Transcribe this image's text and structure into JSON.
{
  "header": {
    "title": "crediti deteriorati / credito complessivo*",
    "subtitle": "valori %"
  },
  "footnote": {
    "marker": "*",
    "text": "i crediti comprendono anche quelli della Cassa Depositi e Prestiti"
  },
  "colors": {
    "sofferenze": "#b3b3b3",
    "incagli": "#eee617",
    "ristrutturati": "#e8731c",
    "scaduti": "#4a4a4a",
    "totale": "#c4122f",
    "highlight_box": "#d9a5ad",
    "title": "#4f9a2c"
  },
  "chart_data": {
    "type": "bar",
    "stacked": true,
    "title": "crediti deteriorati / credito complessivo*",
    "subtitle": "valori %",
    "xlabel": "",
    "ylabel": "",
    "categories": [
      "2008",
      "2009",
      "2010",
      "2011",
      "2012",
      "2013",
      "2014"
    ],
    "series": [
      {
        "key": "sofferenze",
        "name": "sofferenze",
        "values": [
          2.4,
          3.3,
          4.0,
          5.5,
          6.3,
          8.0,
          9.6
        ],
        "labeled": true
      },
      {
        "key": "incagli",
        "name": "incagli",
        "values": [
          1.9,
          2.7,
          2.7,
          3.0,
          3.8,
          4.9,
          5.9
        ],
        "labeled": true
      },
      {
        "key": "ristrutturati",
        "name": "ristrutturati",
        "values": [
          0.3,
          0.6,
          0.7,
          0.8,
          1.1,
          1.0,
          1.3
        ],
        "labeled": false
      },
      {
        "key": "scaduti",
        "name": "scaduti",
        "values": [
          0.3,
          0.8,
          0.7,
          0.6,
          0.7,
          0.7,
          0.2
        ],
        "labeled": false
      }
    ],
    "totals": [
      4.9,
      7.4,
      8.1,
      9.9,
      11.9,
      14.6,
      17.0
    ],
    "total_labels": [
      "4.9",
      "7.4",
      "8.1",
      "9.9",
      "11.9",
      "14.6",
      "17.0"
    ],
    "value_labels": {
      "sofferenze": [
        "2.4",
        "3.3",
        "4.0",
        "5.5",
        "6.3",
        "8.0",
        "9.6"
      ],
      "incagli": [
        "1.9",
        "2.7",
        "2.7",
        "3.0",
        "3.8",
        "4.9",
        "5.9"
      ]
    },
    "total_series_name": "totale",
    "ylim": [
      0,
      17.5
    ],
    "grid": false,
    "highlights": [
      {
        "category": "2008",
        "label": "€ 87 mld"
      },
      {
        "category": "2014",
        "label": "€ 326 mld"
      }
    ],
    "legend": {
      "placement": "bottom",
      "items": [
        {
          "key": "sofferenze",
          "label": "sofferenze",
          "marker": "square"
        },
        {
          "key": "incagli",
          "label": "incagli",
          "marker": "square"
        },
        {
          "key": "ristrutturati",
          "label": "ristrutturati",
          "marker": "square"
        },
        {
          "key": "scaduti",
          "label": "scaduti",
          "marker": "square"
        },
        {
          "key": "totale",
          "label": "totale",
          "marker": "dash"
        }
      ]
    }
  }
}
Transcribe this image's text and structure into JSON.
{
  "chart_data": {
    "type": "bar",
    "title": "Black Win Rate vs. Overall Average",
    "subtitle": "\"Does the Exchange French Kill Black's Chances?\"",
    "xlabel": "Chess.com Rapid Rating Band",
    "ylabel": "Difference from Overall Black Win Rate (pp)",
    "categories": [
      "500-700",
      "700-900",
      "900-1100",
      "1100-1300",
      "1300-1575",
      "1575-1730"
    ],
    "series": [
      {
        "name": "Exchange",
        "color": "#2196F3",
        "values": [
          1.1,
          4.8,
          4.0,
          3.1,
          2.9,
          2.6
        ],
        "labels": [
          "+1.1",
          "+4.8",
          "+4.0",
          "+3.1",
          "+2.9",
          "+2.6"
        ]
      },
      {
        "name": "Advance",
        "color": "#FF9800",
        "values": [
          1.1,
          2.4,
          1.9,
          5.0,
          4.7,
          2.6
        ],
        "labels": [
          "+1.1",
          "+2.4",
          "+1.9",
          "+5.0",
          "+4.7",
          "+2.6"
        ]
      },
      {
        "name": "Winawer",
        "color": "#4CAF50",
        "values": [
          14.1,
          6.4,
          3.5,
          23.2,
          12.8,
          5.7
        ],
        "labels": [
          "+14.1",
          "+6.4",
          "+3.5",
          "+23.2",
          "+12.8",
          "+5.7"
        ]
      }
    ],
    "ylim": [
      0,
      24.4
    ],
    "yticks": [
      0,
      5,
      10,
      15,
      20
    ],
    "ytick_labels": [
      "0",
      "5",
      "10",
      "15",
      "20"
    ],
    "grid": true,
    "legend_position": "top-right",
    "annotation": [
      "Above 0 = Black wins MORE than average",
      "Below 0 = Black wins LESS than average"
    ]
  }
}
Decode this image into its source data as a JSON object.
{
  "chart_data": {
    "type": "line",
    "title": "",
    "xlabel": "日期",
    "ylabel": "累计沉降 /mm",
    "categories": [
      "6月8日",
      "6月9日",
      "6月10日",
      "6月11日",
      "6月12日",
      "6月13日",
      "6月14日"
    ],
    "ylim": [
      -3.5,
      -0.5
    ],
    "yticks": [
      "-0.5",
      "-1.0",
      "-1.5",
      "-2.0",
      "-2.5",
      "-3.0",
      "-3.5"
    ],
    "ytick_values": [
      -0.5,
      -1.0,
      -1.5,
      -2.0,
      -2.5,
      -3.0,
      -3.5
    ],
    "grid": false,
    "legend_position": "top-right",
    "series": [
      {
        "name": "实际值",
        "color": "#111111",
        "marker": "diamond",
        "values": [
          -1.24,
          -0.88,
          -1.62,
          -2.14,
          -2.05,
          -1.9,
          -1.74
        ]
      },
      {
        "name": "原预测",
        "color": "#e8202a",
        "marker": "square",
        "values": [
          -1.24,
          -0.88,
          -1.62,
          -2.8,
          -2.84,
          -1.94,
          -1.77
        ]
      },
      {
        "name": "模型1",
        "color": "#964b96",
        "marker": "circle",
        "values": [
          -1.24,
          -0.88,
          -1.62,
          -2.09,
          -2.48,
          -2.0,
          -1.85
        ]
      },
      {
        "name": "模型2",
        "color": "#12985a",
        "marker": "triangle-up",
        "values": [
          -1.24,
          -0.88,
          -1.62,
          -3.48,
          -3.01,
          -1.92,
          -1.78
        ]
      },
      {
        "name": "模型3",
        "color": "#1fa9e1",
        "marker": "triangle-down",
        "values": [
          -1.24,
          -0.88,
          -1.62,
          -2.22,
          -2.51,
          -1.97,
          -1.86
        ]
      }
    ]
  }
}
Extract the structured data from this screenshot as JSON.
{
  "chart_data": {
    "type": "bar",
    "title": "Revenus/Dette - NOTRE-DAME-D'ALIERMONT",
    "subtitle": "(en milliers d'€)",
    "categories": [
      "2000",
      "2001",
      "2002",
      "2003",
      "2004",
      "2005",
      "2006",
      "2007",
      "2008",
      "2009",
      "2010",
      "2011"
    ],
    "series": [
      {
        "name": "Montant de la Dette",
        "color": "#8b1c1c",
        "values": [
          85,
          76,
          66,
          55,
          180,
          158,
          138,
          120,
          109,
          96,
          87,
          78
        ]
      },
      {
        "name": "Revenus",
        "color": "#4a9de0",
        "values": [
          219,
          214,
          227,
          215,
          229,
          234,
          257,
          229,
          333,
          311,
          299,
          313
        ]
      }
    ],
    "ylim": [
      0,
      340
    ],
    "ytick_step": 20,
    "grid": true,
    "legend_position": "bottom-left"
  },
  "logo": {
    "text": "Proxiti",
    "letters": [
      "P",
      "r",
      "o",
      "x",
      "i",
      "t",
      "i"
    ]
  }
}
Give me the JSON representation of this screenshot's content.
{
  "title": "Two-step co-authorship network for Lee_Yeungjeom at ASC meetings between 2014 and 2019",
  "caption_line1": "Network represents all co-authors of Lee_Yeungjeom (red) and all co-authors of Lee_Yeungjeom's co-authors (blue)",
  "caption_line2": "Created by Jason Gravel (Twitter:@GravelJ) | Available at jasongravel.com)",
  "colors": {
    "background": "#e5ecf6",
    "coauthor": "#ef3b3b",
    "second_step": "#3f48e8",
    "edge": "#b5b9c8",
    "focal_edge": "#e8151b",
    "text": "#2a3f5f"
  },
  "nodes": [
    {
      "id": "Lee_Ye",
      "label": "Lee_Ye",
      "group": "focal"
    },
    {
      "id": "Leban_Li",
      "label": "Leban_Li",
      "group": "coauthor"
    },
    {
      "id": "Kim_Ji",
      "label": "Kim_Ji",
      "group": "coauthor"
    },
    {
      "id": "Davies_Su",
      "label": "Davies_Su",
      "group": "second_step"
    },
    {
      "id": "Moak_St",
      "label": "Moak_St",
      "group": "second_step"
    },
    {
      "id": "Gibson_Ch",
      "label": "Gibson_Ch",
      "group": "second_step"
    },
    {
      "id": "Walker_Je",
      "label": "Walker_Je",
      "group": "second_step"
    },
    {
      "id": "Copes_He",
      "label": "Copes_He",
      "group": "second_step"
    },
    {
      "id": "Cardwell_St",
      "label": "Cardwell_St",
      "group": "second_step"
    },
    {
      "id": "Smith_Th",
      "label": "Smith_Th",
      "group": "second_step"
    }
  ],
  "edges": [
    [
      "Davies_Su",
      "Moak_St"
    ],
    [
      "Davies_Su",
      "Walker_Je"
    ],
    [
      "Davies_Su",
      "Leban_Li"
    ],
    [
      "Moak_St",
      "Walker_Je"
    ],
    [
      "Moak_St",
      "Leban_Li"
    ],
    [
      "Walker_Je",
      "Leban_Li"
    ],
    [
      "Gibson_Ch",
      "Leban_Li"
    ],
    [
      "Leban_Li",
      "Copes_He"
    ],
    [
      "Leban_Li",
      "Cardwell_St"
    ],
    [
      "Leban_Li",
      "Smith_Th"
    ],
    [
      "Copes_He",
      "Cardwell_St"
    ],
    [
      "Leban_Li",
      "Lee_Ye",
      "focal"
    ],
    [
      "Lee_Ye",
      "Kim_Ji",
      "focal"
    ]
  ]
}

Set task: The word "Dette" may occur in lines of the records. Report how many such lines there are, giving only the number.

Answer for this exercise: 2